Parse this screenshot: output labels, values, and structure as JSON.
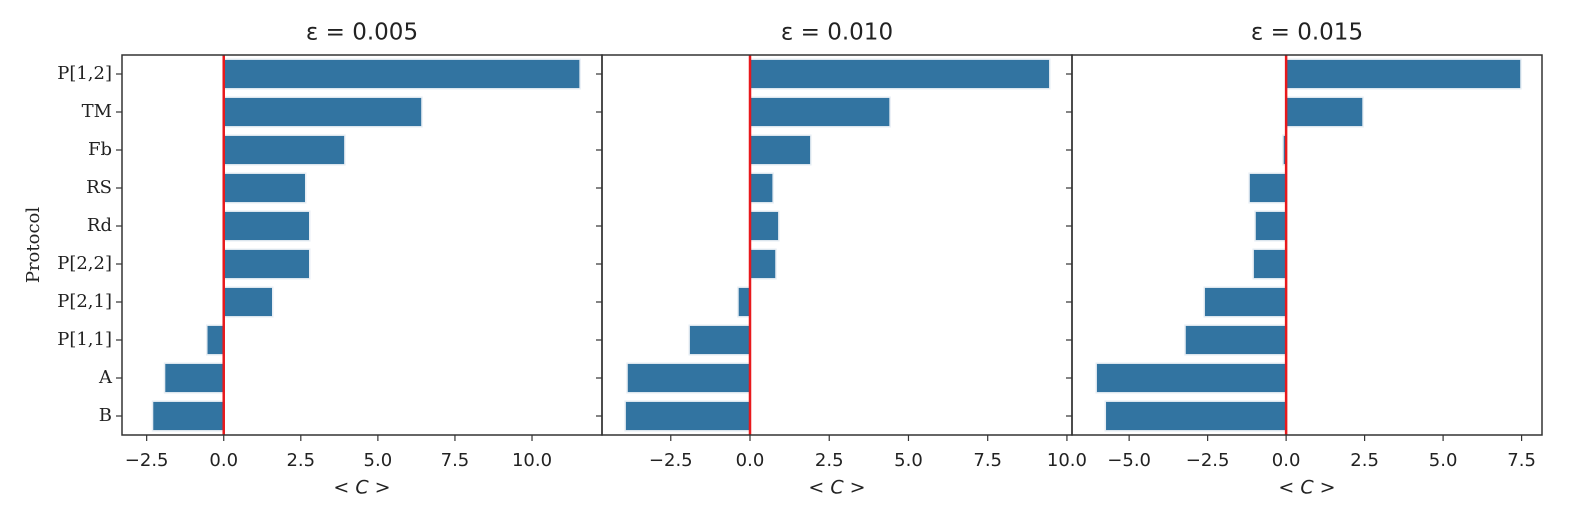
{
  "chart_data": [
    {
      "type": "barh",
      "title": "ε = 0.005",
      "xlabel": "< C >",
      "ylabel": "Protocol",
      "categories": [
        "P[1,2]",
        "TM",
        "Fb",
        "RS",
        "Rd",
        "P[2,2]",
        "P[2,1]",
        "P[1,1]",
        "A",
        "B"
      ],
      "values": [
        11.56,
        6.43,
        3.93,
        2.66,
        2.79,
        2.79,
        1.59,
        -0.55,
        -1.92,
        -2.31
      ],
      "color": "#3274a1",
      "vline": 0,
      "vline_color": "#e8191c",
      "xlim": [
        -3.3,
        12.27
      ],
      "xticks": [
        {
          "value": -2.5,
          "label": "−2.5"
        },
        {
          "value": 0,
          "label": "0.0"
        },
        {
          "value": 2.5,
          "label": "2.5"
        },
        {
          "value": 5,
          "label": "5.0"
        },
        {
          "value": 7.5,
          "label": "7.5"
        },
        {
          "value": 10,
          "label": "10.0"
        }
      ]
    },
    {
      "type": "barh",
      "title": "ε = 0.010",
      "xlabel": "< C >",
      "values": [
        9.46,
        4.42,
        1.92,
        0.73,
        0.91,
        0.82,
        -0.38,
        -1.92,
        -3.88,
        -3.94
      ],
      "color": "#3274a1",
      "vline": 0,
      "vline_color": "#e8191c",
      "xlim": [
        -4.67,
        10.16
      ],
      "xticks": [
        {
          "value": -2.5,
          "label": "−2.5"
        },
        {
          "value": 0,
          "label": "0.0"
        },
        {
          "value": 2.5,
          "label": "2.5"
        },
        {
          "value": 5,
          "label": "5.0"
        },
        {
          "value": 7.5,
          "label": "7.5"
        },
        {
          "value": 10,
          "label": "10.0"
        }
      ]
    },
    {
      "type": "barh",
      "title": "ε = 0.015",
      "xlabel": "< C >",
      "values": [
        7.48,
        2.45,
        -0.1,
        -1.18,
        -0.99,
        -1.05,
        -2.61,
        -3.22,
        -6.05,
        -5.76
      ],
      "color": "#3274a1",
      "vline": 0,
      "vline_color": "#e8191c",
      "xlim": [
        -6.82,
        8.15
      ],
      "xticks": [
        {
          "value": -5,
          "label": "−5.0"
        },
        {
          "value": -2.5,
          "label": "−2.5"
        },
        {
          "value": 0,
          "label": "0.0"
        },
        {
          "value": 2.5,
          "label": "2.5"
        },
        {
          "value": 5,
          "label": "5.0"
        },
        {
          "value": 7.5,
          "label": "7.5"
        }
      ]
    }
  ]
}
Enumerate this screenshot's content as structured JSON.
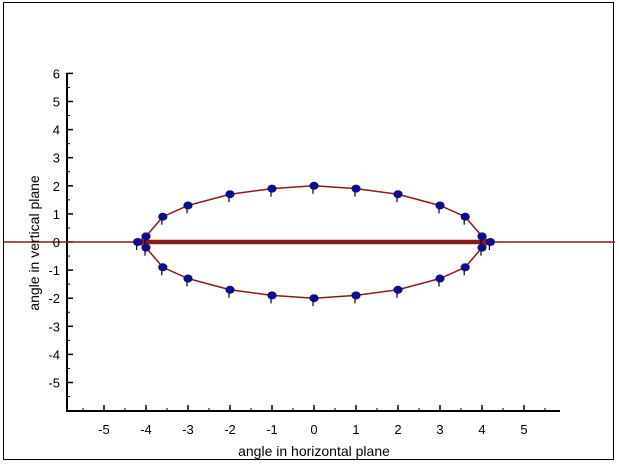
{
  "chart_data": {
    "type": "scatter",
    "title": "",
    "xlabel": "angle in horizontal plane",
    "ylabel": "angle in vertical plane",
    "xlim": [
      -6.3,
      6.3
    ],
    "ylim": [
      -6.3,
      6.3
    ],
    "x_ticks": [
      -5,
      -4,
      -3,
      -2,
      -1,
      0,
      1,
      2,
      3,
      4,
      5
    ],
    "y_ticks": [
      -5,
      -4,
      -3,
      -2,
      -1,
      0,
      1,
      2,
      3,
      4,
      5,
      6
    ],
    "grid": false,
    "legend": "none",
    "colors": {
      "points": "#0d0d8a",
      "curve": "#8b1a1a",
      "axis": "#000000"
    },
    "series": [
      {
        "type": "line",
        "x": [
          -4.2,
          -4.0,
          -3.6,
          -3.0,
          -2.0,
          -1.0,
          0.0,
          1.0,
          2.0,
          3.0,
          3.6,
          4.0,
          4.2,
          4.0,
          3.6,
          3.0,
          2.0,
          1.0,
          0.0,
          -1.0,
          -2.0,
          -3.0,
          -3.6,
          -4.0,
          -4.2
        ],
        "y": [
          0.0,
          0.2,
          0.9,
          1.3,
          1.7,
          1.9,
          2.0,
          1.9,
          1.7,
          1.3,
          0.9,
          0.2,
          0.0,
          -0.2,
          -0.9,
          -1.3,
          -1.7,
          -1.9,
          -2.0,
          -1.9,
          -1.7,
          -1.3,
          -0.9,
          -0.2,
          0.0
        ]
      },
      {
        "type": "line",
        "x": [
          -4.2,
          4.2
        ],
        "y": [
          0.0,
          0.0
        ]
      },
      {
        "type": "scatter",
        "x": [
          -4.2,
          -4.0,
          -3.6,
          -3.0,
          -2.0,
          -1.0,
          0.0,
          1.0,
          2.0,
          3.0,
          3.6,
          4.0,
          4.2,
          4.0,
          3.6,
          3.0,
          2.0,
          1.0,
          0.0,
          -1.0,
          -2.0,
          -3.0,
          -3.6,
          -4.0
        ],
        "y": [
          0.0,
          0.2,
          0.9,
          1.3,
          1.7,
          1.9,
          2.0,
          1.9,
          1.7,
          1.3,
          0.9,
          0.2,
          0.0,
          -0.2,
          -0.9,
          -1.3,
          -1.7,
          -1.9,
          -2.0,
          -1.9,
          -1.7,
          -1.3,
          -0.9,
          -0.2
        ]
      }
    ]
  }
}
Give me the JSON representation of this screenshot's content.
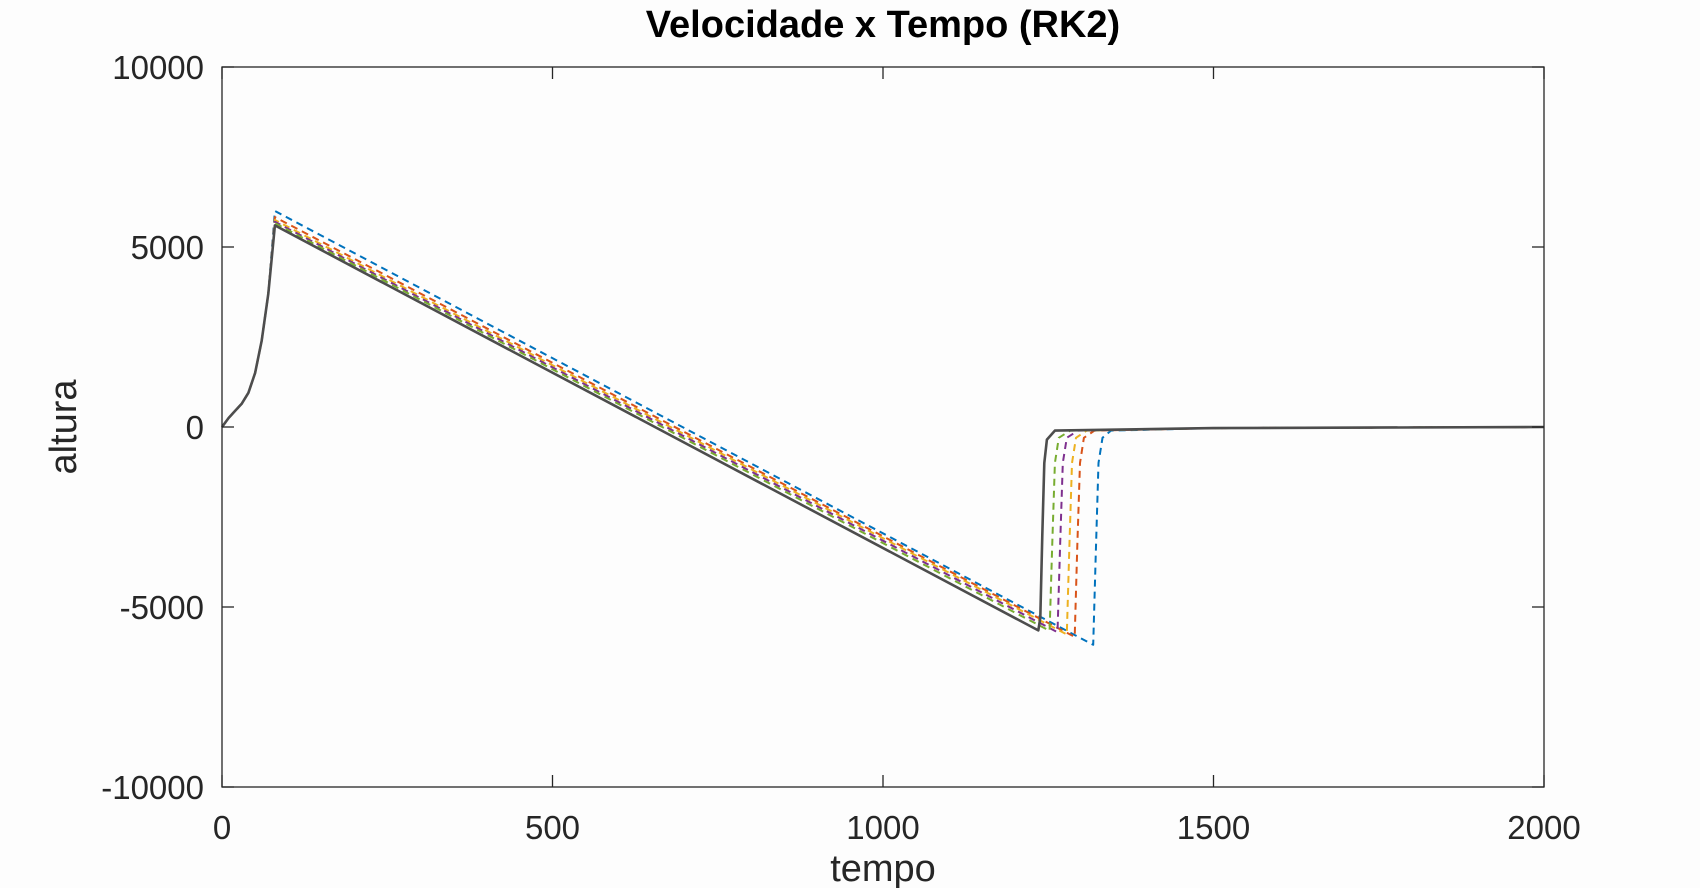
{
  "chart_data": {
    "type": "line",
    "title": "Velocidade x Tempo (RK2)",
    "xlabel": "tempo",
    "ylabel": "altura",
    "xlim": [
      0,
      2000
    ],
    "ylim": [
      -10000,
      10000
    ],
    "xticks": [
      0,
      500,
      1000,
      1500,
      2000
    ],
    "yticks": [
      -10000,
      -5000,
      0,
      5000,
      10000
    ],
    "xtick_labels": [
      "0",
      "500",
      "1000",
      "1500",
      "2000"
    ],
    "ytick_labels": [
      "-10000",
      "-5000",
      "0",
      "5000",
      "10000"
    ],
    "grid": false,
    "legend": "none",
    "series": [
      {
        "color": "#0072bd",
        "style": "dashed",
        "points": [
          [
            0,
            0
          ],
          [
            10,
            250
          ],
          [
            20,
            450
          ],
          [
            30,
            650
          ],
          [
            40,
            950
          ],
          [
            50,
            1500
          ],
          [
            60,
            2400
          ],
          [
            70,
            3700
          ],
          [
            80,
            6000
          ],
          [
            1318,
            -6050
          ],
          [
            1322,
            -3500
          ],
          [
            1326,
            -1000
          ],
          [
            1332,
            -300
          ],
          [
            1345,
            -100
          ],
          [
            1500,
            -30
          ],
          [
            2000,
            0
          ]
        ]
      },
      {
        "color": "#d95319",
        "style": "dashed",
        "points": [
          [
            0,
            0
          ],
          [
            10,
            250
          ],
          [
            20,
            450
          ],
          [
            30,
            650
          ],
          [
            40,
            950
          ],
          [
            50,
            1500
          ],
          [
            60,
            2400
          ],
          [
            70,
            3700
          ],
          [
            80,
            5830
          ],
          [
            1290,
            -5830
          ],
          [
            1294,
            -3300
          ],
          [
            1298,
            -1000
          ],
          [
            1304,
            -300
          ],
          [
            1320,
            -100
          ],
          [
            1500,
            -30
          ],
          [
            2000,
            0
          ]
        ]
      },
      {
        "color": "#edb120",
        "style": "dashed",
        "points": [
          [
            0,
            0
          ],
          [
            10,
            250
          ],
          [
            20,
            450
          ],
          [
            30,
            650
          ],
          [
            40,
            950
          ],
          [
            50,
            1500
          ],
          [
            60,
            2400
          ],
          [
            70,
            3700
          ],
          [
            80,
            5750
          ],
          [
            1278,
            -5760
          ],
          [
            1282,
            -3300
          ],
          [
            1286,
            -1000
          ],
          [
            1292,
            -300
          ],
          [
            1308,
            -100
          ],
          [
            1500,
            -30
          ],
          [
            2000,
            0
          ]
        ]
      },
      {
        "color": "#7e2f8e",
        "style": "dashed",
        "points": [
          [
            0,
            0
          ],
          [
            10,
            250
          ],
          [
            20,
            450
          ],
          [
            30,
            650
          ],
          [
            40,
            950
          ],
          [
            50,
            1500
          ],
          [
            60,
            2400
          ],
          [
            70,
            3700
          ],
          [
            80,
            5700
          ],
          [
            1264,
            -5700
          ],
          [
            1268,
            -3300
          ],
          [
            1272,
            -1000
          ],
          [
            1278,
            -300
          ],
          [
            1295,
            -100
          ],
          [
            1500,
            -30
          ],
          [
            2000,
            0
          ]
        ]
      },
      {
        "color": "#77ac30",
        "style": "dashed",
        "points": [
          [
            0,
            0
          ],
          [
            10,
            250
          ],
          [
            20,
            450
          ],
          [
            30,
            650
          ],
          [
            40,
            950
          ],
          [
            50,
            1500
          ],
          [
            60,
            2400
          ],
          [
            70,
            3700
          ],
          [
            80,
            5660
          ],
          [
            1252,
            -5660
          ],
          [
            1256,
            -3300
          ],
          [
            1260,
            -1000
          ],
          [
            1266,
            -300
          ],
          [
            1283,
            -100
          ],
          [
            1500,
            -30
          ],
          [
            2000,
            0
          ]
        ]
      },
      {
        "color": "#4d4d4d",
        "style": "solid",
        "points": [
          [
            0,
            0
          ],
          [
            10,
            250
          ],
          [
            20,
            450
          ],
          [
            30,
            650
          ],
          [
            40,
            950
          ],
          [
            50,
            1500
          ],
          [
            60,
            2400
          ],
          [
            70,
            3700
          ],
          [
            80,
            5600
          ],
          [
            1235,
            -5650
          ],
          [
            1238,
            -5300
          ],
          [
            1241,
            -3000
          ],
          [
            1244,
            -1000
          ],
          [
            1248,
            -350
          ],
          [
            1260,
            -100
          ],
          [
            1500,
            -30
          ],
          [
            2000,
            0
          ]
        ]
      }
    ]
  }
}
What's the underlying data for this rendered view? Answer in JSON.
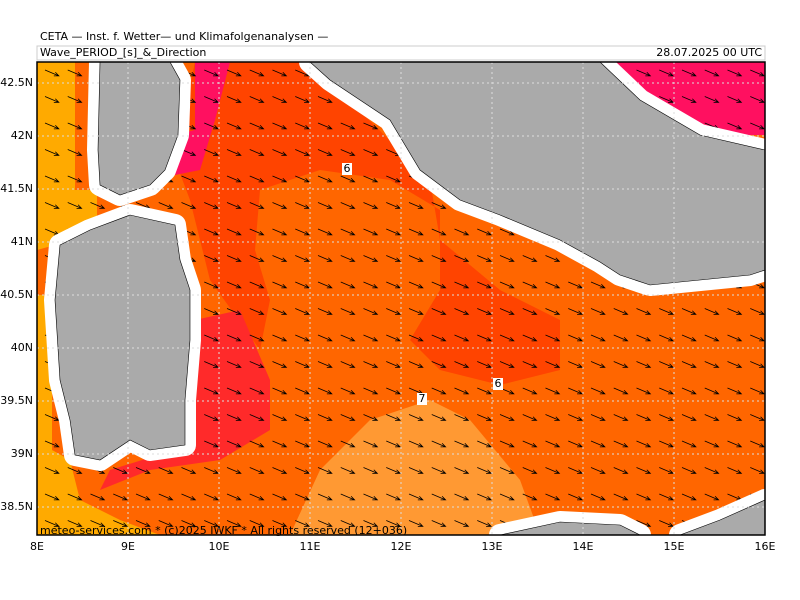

** Task description **
In the entries above, find lines with "plane" and copy each.

** Correct output **
    "xlabel": "angle in horizontal plane",
    "ylabel": "angle in vertical plane",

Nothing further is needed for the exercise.